_DATA FOR THIS EXERCISE_
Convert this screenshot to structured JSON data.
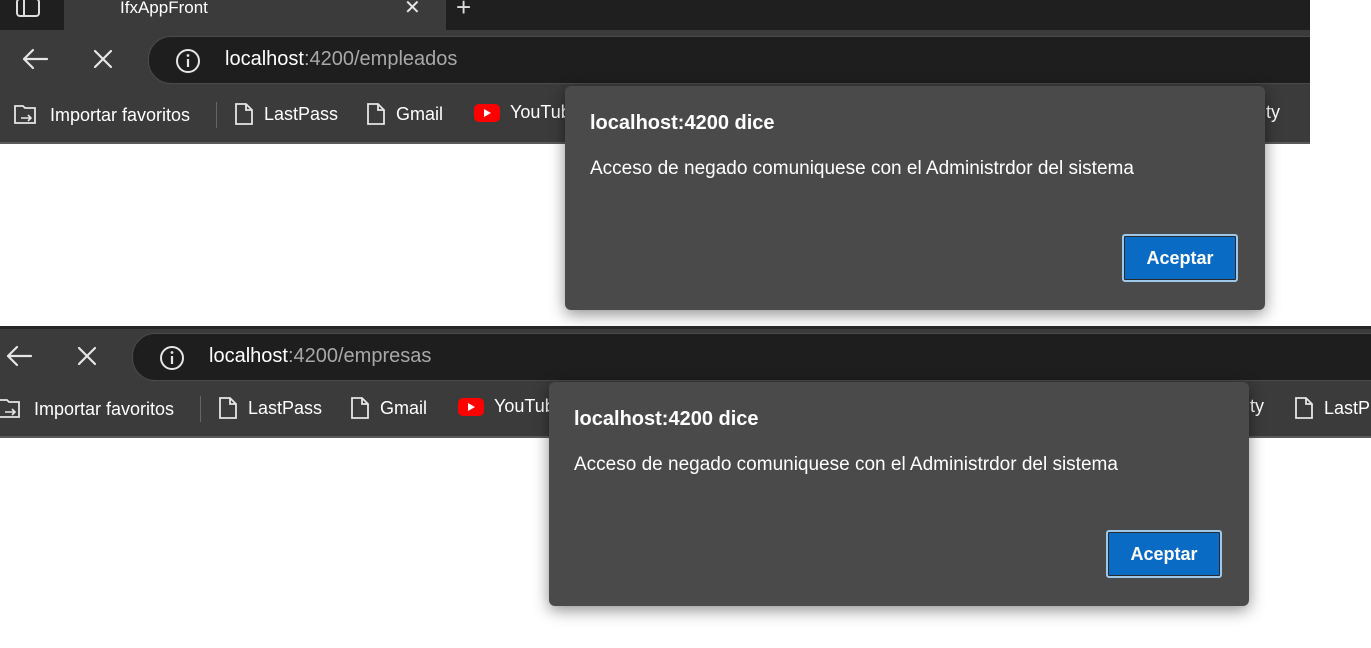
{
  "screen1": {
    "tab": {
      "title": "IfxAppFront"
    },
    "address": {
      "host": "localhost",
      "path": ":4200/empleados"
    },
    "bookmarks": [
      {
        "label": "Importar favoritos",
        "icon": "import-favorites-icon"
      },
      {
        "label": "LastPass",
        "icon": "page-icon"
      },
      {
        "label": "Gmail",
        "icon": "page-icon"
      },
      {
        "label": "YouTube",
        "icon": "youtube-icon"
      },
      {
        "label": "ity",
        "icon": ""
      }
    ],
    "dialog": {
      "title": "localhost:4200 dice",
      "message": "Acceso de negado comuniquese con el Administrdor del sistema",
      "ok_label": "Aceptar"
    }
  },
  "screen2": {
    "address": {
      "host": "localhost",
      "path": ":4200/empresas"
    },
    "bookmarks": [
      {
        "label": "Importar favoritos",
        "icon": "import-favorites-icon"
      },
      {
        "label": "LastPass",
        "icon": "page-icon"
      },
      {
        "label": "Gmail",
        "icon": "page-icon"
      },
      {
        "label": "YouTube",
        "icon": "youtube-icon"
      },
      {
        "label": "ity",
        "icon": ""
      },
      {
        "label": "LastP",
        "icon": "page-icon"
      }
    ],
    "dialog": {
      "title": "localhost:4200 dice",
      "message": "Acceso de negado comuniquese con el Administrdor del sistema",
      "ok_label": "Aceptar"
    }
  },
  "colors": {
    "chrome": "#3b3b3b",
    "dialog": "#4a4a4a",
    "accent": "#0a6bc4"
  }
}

_WRITTEN REQUEST_
Show the lines that mention the word "path".

_OUTPUT OF THE EXERCISE_
      "path": ":4200/empleados"
      "path": ":4200/empresas"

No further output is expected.